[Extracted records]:
____________

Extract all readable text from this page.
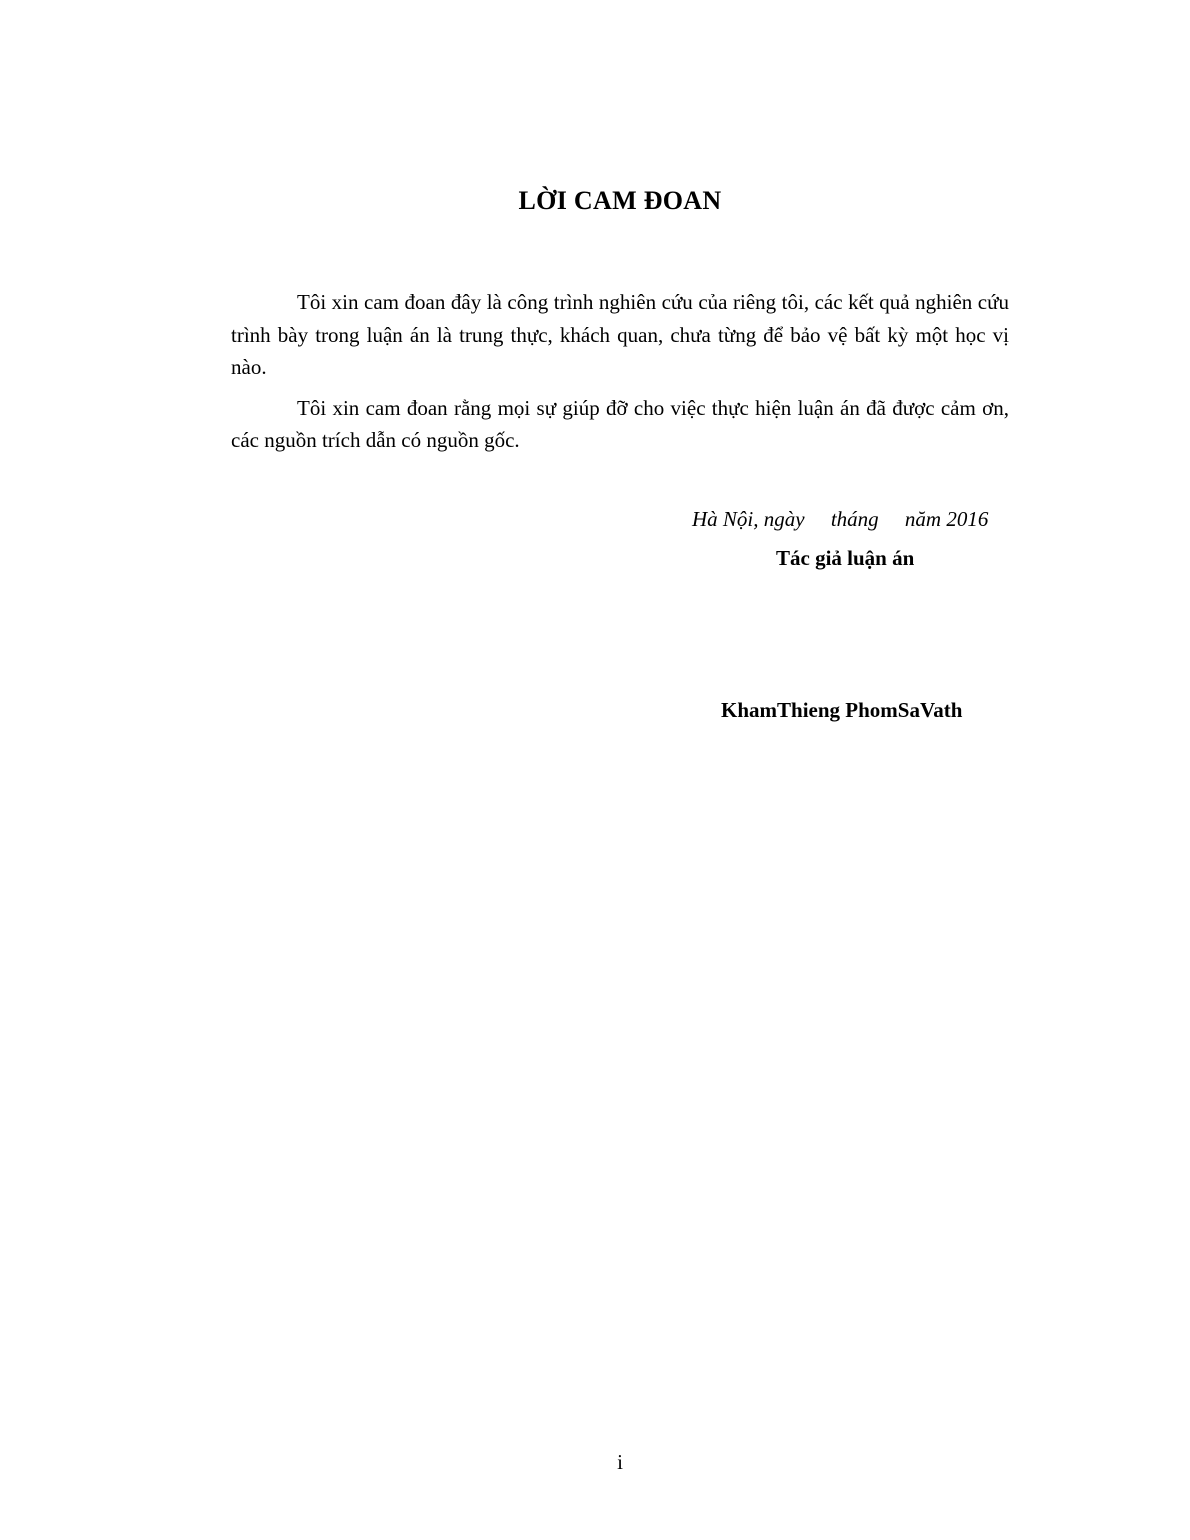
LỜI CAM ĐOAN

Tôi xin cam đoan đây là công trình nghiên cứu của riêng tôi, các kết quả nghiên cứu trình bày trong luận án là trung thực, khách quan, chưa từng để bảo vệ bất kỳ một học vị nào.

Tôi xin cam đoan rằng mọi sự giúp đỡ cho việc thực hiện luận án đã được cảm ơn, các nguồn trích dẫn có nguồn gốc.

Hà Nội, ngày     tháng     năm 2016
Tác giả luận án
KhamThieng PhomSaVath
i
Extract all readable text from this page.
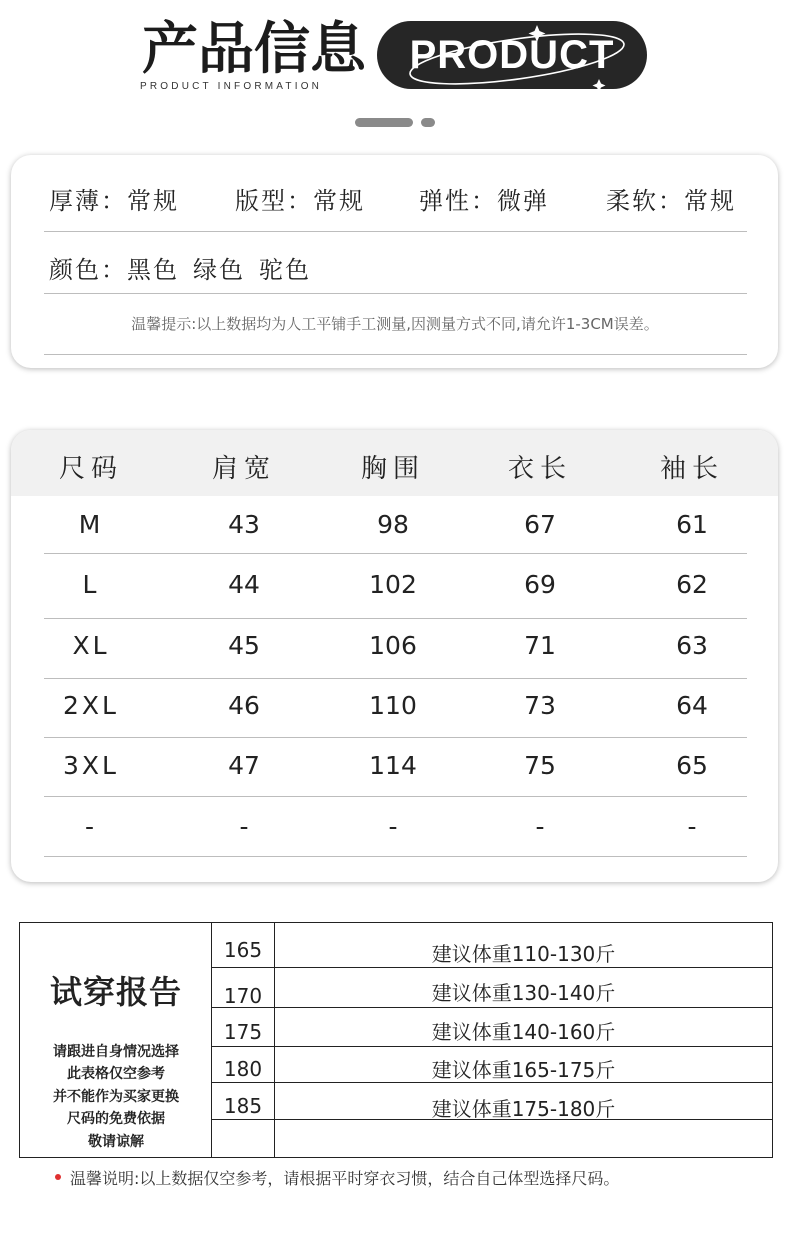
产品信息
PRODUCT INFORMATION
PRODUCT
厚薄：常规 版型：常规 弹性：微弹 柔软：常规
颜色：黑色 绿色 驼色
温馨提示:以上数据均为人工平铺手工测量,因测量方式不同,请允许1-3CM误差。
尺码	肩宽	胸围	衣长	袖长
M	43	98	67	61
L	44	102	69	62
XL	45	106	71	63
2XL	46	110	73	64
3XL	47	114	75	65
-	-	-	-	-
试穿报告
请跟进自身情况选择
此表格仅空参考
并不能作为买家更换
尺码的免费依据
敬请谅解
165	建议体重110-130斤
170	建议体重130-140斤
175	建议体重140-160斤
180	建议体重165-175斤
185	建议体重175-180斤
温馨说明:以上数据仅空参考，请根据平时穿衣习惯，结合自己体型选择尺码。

____________

[Description of the task]: Copy each line above precisely, dropping the pictures.

[Exercise output]:
Extract all readable text from this page.
LỜI CAM ĐOAN

Tôi xin cam đoan đây là công trình nghiên cứu của riêng tôi, các kết quả nghiên cứu trình bày trong luận án là trung thực, khách quan, chưa từng để bảo vệ bất kỳ một học vị nào.

Tôi xin cam đoan rằng mọi sự giúp đỡ cho việc thực hiện luận án đã được cảm ơn, các nguồn trích dẫn có nguồn gốc.

Hà Nội, ngày     tháng     năm 2016
Tác giả luận án
KhamThieng PhomSaVath
i
Extract all readable text from this page.
产品信息
PRODUCT INFORMATION
PRODUCT
厚薄：常规 版型：常规 弹性：微弹 柔软：常规
颜色：黑色 绿色 驼色
温馨提示:以上数据均为人工平铺手工测量,因测量方式不同,请允许1-3CM误差。
尺码	肩宽	胸围	衣长	袖长
M	43	98	67	61
L	44	102	69	62
XL	45	106	71	63
2XL	46	110	73	64
3XL	47	114	75	65
-	-	-	-	-
试穿报告
请跟进自身情况选择
此表格仅空参考
并不能作为买家更换
尺码的免费依据
敬请谅解
165	建议体重110-130斤
170	建议体重130-140斤
175	建议体重140-160斤
180	建议体重165-175斤
185	建议体重175-180斤
温馨说明:以上数据仅空参考，请根据平时穿衣习惯，结合自己体型选择尺码。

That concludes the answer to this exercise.